▸ **Written instruction**: Show each line that has the string "Station" in it.

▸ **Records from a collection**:

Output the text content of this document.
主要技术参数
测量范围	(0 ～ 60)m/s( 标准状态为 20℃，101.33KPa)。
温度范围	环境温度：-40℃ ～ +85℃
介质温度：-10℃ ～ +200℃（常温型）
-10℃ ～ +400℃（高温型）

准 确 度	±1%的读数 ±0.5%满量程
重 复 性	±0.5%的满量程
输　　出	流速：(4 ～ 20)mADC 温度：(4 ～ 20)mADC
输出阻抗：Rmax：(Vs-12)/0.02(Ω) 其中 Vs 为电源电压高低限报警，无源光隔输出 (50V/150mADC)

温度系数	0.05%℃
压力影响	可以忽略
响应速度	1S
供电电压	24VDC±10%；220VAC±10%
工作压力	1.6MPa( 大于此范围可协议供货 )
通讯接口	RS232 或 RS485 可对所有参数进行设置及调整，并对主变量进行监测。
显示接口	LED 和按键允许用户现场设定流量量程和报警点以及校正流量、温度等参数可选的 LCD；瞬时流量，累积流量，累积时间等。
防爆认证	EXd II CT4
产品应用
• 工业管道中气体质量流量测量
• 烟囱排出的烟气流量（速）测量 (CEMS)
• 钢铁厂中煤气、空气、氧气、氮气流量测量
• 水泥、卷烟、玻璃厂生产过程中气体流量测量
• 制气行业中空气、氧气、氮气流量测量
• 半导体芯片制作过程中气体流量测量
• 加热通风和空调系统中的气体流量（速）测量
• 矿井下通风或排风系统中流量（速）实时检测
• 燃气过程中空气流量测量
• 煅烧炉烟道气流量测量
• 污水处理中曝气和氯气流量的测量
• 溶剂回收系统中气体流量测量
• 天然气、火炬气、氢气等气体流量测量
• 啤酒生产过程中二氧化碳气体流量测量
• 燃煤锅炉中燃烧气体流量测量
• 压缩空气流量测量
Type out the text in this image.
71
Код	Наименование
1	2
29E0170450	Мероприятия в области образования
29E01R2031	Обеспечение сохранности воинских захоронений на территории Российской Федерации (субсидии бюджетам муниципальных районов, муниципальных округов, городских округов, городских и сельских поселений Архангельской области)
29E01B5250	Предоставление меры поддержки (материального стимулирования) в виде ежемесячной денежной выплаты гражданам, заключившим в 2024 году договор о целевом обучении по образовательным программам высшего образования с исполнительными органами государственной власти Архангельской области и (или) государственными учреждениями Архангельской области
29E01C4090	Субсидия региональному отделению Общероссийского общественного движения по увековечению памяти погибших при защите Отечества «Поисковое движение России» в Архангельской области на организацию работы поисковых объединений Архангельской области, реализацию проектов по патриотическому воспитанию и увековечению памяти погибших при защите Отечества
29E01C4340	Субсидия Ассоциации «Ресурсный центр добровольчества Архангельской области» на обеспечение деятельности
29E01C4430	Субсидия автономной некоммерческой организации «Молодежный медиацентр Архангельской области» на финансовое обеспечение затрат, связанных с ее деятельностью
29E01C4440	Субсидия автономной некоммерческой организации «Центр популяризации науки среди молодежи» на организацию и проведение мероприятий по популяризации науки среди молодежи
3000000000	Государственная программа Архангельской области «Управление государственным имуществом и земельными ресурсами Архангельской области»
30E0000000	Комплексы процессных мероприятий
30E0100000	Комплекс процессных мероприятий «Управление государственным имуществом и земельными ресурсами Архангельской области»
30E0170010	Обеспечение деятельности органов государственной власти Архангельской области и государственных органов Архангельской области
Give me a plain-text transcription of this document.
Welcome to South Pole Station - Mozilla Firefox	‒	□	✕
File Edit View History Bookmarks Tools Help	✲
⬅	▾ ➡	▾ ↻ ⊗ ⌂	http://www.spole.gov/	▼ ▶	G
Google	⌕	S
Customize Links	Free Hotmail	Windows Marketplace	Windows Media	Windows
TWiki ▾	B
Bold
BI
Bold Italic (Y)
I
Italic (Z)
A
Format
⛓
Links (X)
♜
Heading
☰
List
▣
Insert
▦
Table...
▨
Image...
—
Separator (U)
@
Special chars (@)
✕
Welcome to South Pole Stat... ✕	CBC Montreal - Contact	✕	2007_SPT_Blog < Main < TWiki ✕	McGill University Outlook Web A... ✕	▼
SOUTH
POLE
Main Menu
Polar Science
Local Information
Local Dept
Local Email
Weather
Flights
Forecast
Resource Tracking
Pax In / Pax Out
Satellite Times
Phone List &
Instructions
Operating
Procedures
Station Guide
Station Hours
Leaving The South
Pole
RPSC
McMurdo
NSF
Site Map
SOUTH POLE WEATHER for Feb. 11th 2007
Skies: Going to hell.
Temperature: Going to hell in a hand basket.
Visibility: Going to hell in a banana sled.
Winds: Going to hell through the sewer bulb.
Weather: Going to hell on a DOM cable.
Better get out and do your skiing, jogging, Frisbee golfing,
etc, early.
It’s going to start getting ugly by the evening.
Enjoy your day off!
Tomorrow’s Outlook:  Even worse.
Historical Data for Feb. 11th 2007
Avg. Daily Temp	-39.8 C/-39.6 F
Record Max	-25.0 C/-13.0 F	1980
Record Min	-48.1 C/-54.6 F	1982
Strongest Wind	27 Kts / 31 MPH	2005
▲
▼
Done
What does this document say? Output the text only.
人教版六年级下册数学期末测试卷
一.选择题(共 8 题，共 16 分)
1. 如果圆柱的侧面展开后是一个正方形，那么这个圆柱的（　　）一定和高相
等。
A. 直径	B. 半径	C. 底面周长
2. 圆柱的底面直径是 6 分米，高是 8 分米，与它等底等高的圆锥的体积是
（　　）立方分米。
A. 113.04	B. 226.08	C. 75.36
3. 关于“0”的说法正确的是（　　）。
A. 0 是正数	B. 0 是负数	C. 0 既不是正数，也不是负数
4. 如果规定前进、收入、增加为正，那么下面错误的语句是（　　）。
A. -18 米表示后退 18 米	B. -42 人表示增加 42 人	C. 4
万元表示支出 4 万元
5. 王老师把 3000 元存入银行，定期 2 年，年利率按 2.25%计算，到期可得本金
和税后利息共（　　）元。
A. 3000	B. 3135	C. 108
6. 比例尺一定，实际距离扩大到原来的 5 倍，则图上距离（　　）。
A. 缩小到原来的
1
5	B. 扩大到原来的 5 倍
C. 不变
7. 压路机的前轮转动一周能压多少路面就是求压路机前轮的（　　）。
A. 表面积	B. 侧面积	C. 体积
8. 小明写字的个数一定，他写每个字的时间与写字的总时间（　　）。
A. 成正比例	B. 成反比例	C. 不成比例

▸ **Expected output**:
Welcome to South Pole Station - Mozilla Firefox	‒	□	✕
Station Guide
Station Hours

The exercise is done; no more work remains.